EXERCISE AIM
Pull out from the material below all lines with "text".

EXERCISE MATERIAL

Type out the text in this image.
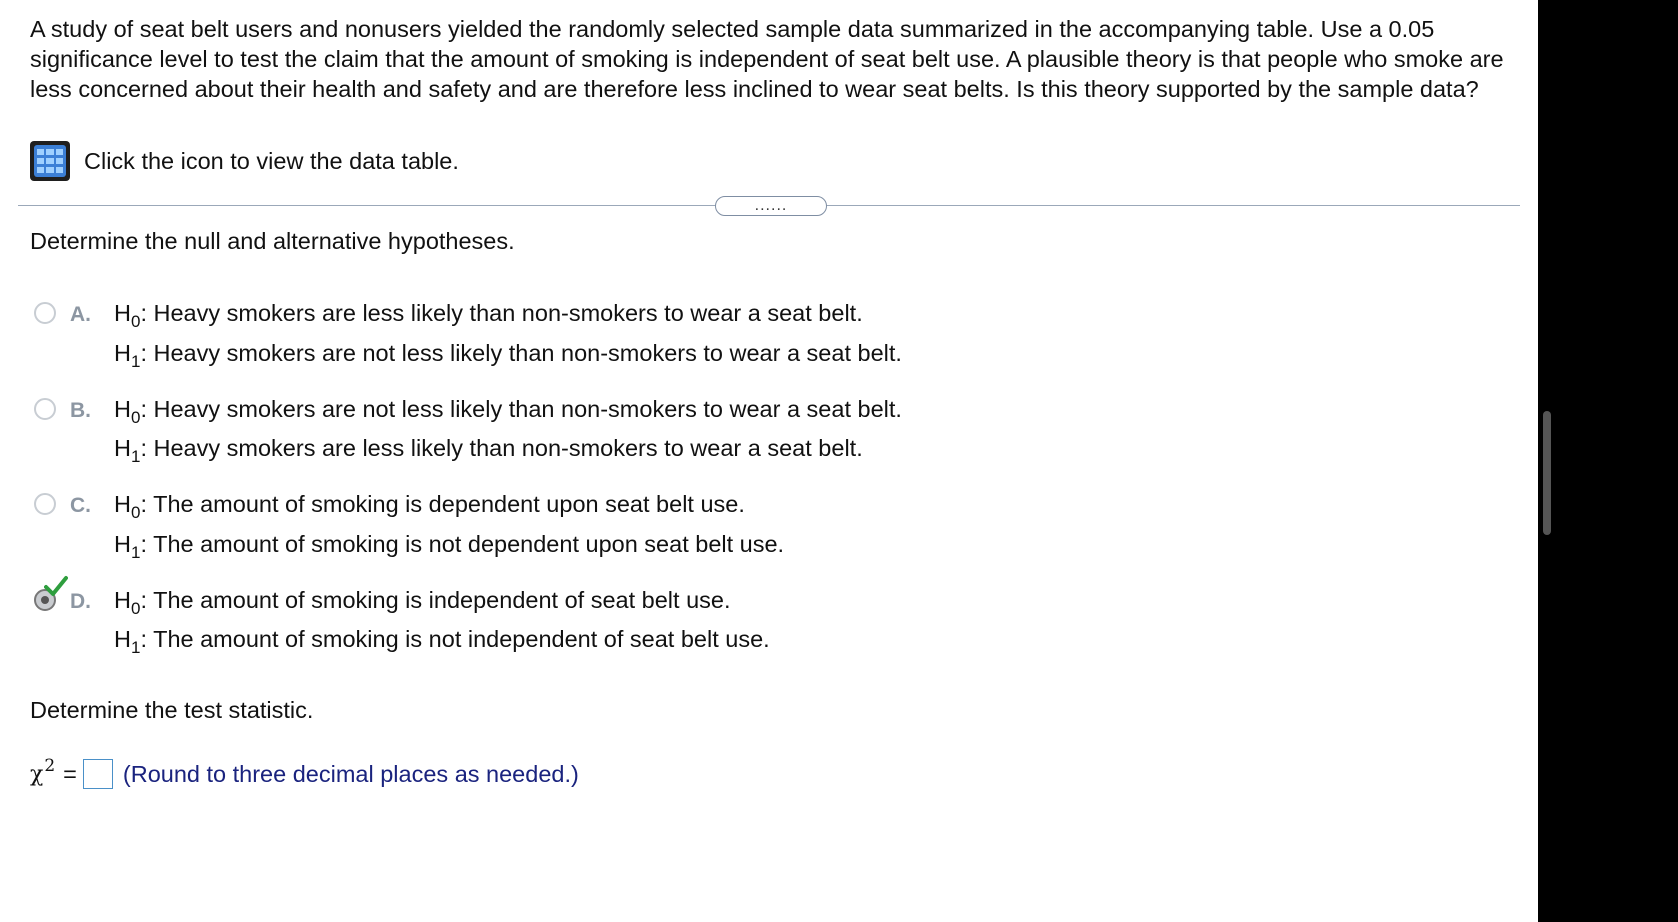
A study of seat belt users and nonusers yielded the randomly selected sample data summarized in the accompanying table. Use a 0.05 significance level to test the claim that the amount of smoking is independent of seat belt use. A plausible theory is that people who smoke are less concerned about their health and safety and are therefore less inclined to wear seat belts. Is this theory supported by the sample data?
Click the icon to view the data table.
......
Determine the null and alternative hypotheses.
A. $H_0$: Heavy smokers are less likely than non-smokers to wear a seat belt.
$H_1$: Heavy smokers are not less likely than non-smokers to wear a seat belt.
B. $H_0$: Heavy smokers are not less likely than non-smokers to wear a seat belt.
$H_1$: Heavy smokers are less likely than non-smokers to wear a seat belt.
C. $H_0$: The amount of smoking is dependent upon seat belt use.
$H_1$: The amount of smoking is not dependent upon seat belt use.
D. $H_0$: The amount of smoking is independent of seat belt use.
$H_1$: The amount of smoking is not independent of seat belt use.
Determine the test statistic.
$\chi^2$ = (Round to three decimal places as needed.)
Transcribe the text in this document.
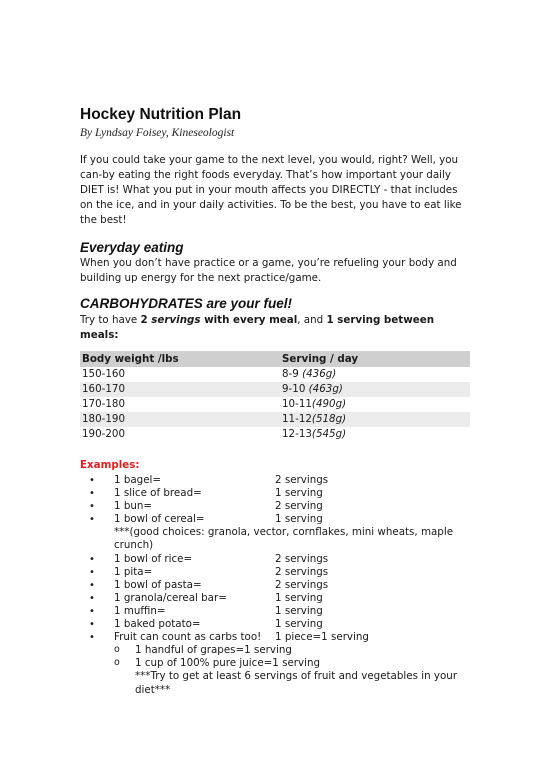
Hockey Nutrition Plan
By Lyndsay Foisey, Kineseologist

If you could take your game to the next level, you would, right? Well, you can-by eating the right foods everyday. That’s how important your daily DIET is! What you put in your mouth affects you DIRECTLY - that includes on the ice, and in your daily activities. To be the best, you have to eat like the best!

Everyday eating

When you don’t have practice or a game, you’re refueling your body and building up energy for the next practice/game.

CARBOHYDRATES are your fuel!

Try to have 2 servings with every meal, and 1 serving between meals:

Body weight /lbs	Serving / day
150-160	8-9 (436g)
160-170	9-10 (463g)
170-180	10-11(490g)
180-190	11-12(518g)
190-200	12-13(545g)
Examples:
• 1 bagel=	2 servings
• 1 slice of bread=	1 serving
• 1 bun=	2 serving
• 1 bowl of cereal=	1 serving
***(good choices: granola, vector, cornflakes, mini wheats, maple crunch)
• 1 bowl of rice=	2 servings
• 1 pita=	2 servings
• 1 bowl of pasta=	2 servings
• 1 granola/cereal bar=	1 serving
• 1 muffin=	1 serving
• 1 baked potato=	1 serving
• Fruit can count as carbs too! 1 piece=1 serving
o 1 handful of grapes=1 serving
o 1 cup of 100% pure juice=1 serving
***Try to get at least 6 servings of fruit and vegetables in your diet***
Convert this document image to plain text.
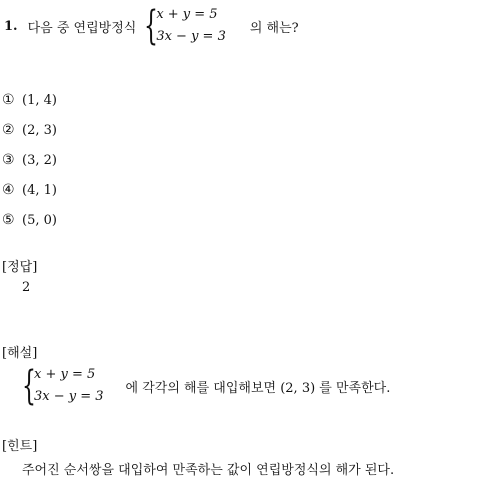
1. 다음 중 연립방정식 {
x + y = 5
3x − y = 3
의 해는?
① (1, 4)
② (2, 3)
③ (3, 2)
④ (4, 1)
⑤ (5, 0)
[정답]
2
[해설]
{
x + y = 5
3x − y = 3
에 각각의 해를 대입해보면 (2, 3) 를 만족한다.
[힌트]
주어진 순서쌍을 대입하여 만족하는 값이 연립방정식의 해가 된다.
==
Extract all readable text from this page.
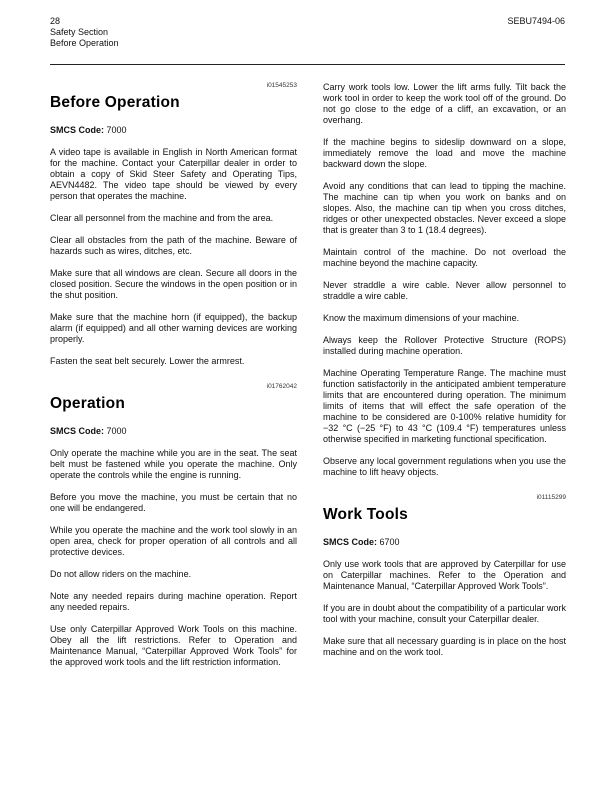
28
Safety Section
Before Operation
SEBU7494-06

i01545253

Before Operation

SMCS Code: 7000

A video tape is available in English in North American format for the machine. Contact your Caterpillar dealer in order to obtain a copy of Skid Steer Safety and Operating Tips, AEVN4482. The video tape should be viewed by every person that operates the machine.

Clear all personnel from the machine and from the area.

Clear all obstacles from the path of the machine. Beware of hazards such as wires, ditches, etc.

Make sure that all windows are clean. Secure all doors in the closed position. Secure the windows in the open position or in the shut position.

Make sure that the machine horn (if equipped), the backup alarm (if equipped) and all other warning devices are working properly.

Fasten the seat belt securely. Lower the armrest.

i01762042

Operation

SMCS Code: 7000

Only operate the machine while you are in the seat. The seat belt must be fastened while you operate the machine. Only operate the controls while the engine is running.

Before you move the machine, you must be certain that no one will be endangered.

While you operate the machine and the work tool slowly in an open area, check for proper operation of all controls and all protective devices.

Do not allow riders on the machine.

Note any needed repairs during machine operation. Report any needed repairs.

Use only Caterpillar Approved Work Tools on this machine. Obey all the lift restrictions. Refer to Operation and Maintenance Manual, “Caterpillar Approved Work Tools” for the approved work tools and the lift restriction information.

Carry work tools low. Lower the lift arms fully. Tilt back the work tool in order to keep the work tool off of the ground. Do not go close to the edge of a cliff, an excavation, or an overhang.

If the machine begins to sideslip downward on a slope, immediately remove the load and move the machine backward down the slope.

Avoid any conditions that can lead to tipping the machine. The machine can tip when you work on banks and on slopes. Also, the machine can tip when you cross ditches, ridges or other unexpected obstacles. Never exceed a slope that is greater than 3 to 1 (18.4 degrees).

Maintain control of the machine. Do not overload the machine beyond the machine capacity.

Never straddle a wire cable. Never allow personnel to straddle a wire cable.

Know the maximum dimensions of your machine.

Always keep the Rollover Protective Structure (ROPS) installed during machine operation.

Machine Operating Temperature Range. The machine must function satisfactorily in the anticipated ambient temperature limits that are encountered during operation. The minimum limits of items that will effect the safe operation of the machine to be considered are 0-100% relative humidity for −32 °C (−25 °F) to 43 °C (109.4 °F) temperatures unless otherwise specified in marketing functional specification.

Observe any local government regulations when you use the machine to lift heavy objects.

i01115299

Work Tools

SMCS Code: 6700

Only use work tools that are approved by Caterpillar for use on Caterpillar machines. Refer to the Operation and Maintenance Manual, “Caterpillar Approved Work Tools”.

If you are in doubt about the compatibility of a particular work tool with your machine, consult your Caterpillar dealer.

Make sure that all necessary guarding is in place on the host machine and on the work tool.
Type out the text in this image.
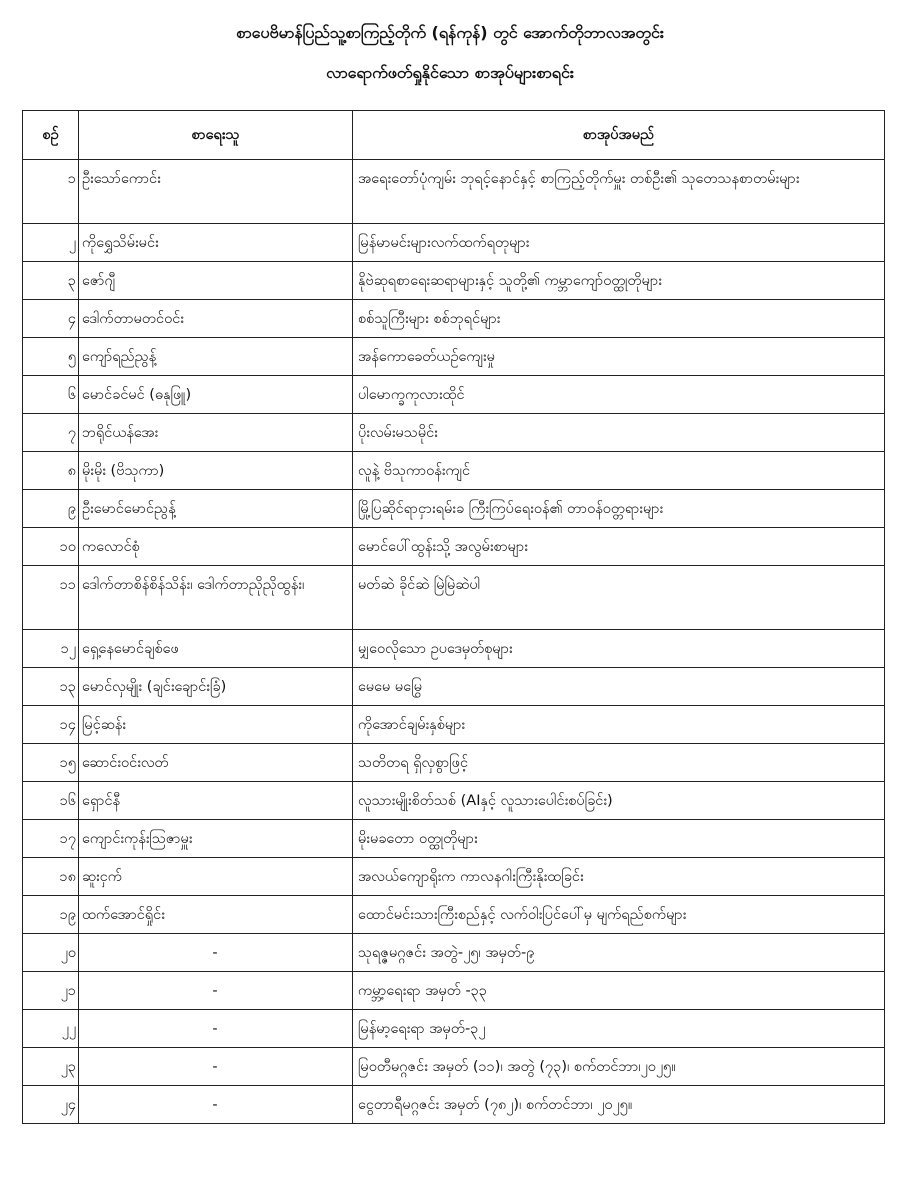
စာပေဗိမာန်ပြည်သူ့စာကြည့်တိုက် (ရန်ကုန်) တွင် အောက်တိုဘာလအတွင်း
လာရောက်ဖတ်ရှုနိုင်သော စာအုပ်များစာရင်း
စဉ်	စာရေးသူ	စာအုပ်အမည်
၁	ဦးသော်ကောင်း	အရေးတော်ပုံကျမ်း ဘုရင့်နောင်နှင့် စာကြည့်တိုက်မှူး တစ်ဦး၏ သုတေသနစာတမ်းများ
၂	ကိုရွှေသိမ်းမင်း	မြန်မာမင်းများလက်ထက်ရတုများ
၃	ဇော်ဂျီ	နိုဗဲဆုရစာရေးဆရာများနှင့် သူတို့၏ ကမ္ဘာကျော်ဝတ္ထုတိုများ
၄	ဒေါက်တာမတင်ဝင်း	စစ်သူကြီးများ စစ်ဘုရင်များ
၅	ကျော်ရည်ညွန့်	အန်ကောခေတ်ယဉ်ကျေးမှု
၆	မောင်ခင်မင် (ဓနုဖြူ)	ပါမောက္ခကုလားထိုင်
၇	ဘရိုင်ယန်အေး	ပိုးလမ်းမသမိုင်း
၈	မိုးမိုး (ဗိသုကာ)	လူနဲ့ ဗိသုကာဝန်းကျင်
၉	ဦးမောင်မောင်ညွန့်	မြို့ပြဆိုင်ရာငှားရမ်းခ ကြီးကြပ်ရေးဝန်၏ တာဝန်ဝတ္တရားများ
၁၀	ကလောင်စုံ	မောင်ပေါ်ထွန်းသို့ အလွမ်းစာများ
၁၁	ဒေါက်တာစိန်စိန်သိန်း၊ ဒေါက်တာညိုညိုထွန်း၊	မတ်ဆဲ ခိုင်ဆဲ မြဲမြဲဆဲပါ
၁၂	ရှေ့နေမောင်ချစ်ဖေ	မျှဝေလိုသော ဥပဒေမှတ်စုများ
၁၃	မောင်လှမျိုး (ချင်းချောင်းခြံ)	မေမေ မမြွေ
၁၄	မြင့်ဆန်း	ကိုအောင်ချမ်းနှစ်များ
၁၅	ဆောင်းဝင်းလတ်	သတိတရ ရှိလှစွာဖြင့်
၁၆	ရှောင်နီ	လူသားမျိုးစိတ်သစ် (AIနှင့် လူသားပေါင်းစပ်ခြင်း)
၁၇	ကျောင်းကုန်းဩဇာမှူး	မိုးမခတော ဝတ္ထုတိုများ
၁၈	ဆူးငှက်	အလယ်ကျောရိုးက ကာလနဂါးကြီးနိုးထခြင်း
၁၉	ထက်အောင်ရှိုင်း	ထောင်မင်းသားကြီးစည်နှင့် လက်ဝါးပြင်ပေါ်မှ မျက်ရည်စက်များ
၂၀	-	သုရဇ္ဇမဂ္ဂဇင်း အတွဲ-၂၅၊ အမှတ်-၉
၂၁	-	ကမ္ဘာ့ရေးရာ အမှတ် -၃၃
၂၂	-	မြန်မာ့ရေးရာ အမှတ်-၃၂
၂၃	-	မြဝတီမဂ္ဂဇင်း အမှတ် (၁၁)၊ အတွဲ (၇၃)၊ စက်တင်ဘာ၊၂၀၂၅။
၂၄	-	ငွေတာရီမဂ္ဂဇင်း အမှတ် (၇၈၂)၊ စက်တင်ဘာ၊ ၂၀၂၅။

RESULT OF THE EXERCISE
Type out the text in this image.
Transcribe the text in this document.
Convert this document image to plain text.
Extract all readable text from this page.
Type out the text in this image.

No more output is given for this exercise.